[SHORT EXERCISE]
Take every line that has the string "holdtime" and copy it out.

[ENTRIES SHOWN]
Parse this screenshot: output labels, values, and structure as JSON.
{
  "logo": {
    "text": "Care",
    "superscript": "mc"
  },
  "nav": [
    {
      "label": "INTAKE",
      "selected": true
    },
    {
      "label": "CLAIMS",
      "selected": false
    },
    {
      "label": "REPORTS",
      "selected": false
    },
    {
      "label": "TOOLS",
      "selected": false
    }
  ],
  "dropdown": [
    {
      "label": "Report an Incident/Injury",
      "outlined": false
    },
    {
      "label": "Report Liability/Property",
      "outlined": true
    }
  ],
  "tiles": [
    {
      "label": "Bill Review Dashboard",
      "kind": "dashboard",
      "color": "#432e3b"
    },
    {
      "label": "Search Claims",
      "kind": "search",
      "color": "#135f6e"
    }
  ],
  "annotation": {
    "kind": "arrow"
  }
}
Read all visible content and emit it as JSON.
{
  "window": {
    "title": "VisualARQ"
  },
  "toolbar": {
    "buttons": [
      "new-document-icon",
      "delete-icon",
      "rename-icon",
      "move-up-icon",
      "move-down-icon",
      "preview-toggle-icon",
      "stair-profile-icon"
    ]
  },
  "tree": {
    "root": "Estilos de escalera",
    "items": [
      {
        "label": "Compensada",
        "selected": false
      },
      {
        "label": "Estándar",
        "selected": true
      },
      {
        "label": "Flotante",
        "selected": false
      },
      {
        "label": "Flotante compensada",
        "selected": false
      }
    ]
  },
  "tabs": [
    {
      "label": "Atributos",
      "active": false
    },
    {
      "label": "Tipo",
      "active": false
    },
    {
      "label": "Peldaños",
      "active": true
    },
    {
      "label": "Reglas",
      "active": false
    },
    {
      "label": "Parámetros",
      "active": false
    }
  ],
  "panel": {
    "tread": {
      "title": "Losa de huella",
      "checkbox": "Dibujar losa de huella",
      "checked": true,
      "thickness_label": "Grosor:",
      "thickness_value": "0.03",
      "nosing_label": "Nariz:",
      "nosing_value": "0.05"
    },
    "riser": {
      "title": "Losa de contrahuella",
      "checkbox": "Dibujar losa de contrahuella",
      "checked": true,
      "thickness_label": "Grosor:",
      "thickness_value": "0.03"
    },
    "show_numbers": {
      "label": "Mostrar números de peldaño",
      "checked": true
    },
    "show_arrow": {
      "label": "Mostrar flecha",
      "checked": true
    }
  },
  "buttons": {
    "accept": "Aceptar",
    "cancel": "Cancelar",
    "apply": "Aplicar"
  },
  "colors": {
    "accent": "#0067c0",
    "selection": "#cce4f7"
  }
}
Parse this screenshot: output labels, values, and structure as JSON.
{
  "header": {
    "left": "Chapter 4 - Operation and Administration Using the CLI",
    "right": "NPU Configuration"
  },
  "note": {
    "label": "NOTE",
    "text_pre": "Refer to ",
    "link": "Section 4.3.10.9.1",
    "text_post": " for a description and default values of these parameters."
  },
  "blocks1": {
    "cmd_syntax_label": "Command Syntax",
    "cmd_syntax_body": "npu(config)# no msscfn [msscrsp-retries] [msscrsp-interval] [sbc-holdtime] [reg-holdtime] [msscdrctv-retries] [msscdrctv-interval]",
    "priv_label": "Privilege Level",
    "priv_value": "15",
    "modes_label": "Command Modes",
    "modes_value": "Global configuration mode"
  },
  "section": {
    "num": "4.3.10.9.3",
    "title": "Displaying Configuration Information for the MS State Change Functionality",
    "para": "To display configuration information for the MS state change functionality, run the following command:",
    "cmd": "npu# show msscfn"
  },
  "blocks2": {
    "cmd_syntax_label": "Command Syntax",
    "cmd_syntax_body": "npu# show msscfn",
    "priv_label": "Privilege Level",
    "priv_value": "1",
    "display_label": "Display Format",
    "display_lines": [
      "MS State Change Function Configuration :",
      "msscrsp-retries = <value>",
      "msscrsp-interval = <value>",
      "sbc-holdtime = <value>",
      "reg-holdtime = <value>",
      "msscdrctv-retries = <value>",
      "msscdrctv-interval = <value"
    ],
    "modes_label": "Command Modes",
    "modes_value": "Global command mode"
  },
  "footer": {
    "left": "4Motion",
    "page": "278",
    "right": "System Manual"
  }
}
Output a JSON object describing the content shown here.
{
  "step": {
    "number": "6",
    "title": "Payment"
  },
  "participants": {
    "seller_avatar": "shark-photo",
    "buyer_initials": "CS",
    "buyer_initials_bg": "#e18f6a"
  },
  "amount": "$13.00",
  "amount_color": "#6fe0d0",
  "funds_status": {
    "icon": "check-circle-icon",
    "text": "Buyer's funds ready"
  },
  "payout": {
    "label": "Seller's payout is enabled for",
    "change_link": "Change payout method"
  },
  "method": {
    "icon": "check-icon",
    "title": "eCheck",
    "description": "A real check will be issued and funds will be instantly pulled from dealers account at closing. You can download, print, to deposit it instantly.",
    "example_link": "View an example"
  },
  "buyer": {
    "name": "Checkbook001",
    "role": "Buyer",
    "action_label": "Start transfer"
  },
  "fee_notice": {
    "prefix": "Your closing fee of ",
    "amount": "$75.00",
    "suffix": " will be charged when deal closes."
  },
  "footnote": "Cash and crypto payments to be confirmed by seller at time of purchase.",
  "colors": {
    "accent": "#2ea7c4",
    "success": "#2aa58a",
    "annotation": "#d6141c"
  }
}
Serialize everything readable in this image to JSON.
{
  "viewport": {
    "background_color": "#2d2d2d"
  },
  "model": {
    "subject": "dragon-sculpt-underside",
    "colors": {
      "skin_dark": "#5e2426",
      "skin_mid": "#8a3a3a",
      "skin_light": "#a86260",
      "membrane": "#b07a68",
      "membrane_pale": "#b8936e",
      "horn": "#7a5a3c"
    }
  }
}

[OUTPUT FOR THIS EXERCISE]
    "cmd_syntax_body": "npu(config)# no msscfn [msscrsp-retries] [msscrsp-interval] [sbc-holdtime] [reg-holdtime] [msscdrctv-retries] [msscdrctv-interval]",
      "sbc-holdtime = <value>",
      "reg-holdtime = <value>",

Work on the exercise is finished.